◆ Exercise prompt ◆
Write every line of the material out exactly as shown.

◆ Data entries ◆

--- start ---

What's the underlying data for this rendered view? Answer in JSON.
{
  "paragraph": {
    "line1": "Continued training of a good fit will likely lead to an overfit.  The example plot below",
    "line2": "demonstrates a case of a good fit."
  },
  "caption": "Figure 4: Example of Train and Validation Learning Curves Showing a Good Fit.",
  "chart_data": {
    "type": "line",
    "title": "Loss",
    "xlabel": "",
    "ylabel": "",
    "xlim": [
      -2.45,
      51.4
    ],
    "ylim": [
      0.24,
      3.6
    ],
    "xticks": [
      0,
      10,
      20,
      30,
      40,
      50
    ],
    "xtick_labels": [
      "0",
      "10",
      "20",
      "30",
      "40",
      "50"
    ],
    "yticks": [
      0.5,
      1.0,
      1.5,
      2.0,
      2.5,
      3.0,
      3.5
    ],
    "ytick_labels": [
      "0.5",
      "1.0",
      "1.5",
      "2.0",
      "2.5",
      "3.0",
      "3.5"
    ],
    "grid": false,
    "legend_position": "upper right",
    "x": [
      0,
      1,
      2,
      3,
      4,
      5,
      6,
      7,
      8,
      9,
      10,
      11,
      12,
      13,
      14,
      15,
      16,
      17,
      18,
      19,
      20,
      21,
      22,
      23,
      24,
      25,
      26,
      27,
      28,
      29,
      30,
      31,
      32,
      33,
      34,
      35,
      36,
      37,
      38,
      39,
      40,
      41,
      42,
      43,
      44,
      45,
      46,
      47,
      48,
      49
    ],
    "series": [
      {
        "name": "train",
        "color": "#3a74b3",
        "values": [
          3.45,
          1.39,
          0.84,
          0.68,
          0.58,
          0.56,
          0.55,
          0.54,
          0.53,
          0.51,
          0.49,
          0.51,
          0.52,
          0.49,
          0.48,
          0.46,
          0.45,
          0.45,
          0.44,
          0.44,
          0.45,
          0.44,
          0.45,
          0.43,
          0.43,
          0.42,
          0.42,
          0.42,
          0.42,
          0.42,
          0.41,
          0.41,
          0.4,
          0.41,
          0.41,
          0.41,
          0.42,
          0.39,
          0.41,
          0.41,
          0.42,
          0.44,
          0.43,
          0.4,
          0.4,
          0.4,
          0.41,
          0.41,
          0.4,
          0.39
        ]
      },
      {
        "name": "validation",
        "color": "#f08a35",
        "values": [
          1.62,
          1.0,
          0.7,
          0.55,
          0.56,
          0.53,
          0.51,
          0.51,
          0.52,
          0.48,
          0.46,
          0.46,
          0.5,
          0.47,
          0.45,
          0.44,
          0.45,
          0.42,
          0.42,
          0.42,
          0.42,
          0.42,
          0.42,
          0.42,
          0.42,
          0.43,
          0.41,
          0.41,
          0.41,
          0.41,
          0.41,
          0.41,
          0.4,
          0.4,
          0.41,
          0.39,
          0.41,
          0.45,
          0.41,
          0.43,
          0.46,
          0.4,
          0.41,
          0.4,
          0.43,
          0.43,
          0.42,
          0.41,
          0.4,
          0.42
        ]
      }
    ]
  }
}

--- end ---

◆ Exercise response ◆
What's the underlying data for this rendered view? Answer in JSON.
{
  "paragraph": {
    "line1": "Continued training of a good fit will likely lead to an overfit.  The example plot below",
    "line2": "demonstrates a case of a good fit."
  },
  "caption": "Figure 4: Example of Train and Validation Learning Curves Showing a Good Fit.",
  "chart_data": {
    "type": "line",
    "title": "Loss",
    "xlabel": "",
    "ylabel": "",
    "xlim": [
      -2.45,
      51.4
    ],
    "ylim": [
      0.24,
      3.6
    ],
    "xticks": [
      0,
      10,
      20,
      30,
      40,
      50
    ],
    "xtick_labels": [
      "0",
      "10",
      "20",
      "30",
      "40",
      "50"
    ],
    "yticks": [
      0.5,
      1.0,
      1.5,
      2.0,
      2.5,
      3.0,
      3.5
    ],
    "ytick_labels": [
      "0.5",
      "1.0",
      "1.5",
      "2.0",
      "2.5",
      "3.0",
      "3.5"
    ],
    "grid": false,
    "legend_position": "upper right",
    "x": [
      0,
      1,
      2,
      3,
      4,
      5,
      6,
      7,
      8,
      9,
      10,
      11,
      12,
      13,
      14,
      15,
      16,
      17,
      18,
      19,
      20,
      21,
      22,
      23,
      24,
      25,
      26,
      27,
      28,
      29,
      30,
      31,
      32,
      33,
      34,
      35,
      36,
      37,
      38,
      39,
      40,
      41,
      42,
      43,
      44,
      45,
      46,
      47,
      48,
      49
    ],
    "series": [
      {
        "name": "train",
        "color": "#3a74b3",
        "values": [
          3.45,
          1.39,
          0.84,
          0.68,
          0.58,
          0.56,
          0.55,
          0.54,
          0.53,
          0.51,
          0.49,
          0.51,
          0.52,
          0.49,
          0.48,
          0.46,
          0.45,
          0.45,
          0.44,
          0.44,
          0.45,
          0.44,
          0.45,
          0.43,
          0.43,
          0.42,
          0.42,
          0.42,
          0.42,
          0.42,
          0.41,
          0.41,
          0.4,
          0.41,
          0.41,
          0.41,
          0.42,
          0.39,
          0.41,
          0.41,
          0.42,
          0.44,
          0.43,
          0.4,
          0.4,
          0.4,
          0.41,
          0.41,
          0.4,
          0.39
        ]
      },
      {
        "name": "validation",
        "color": "#f08a35",
        "values": [
          1.62,
          1.0,
          0.7,
          0.55,
          0.56,
          0.53,
          0.51,
          0.51,
          0.52,
          0.48,
          0.46,
          0.46,
          0.5,
          0.47,
          0.45,
          0.44,
          0.45,
          0.42,
          0.42,
          0.42,
          0.42,
          0.42,
          0.42,
          0.42,
          0.42,
          0.43,
          0.41,
          0.41,
          0.41,
          0.41,
          0.41,
          0.41,
          0.4,
          0.4,
          0.41,
          0.39,
          0.41,
          0.45,
          0.41,
          0.43,
          0.46,
          0.4,
          0.41,
          0.4,
          0.43,
          0.43,
          0.42,
          0.41,
          0.4,
          0.42
        ]
      }
    ]
  }
}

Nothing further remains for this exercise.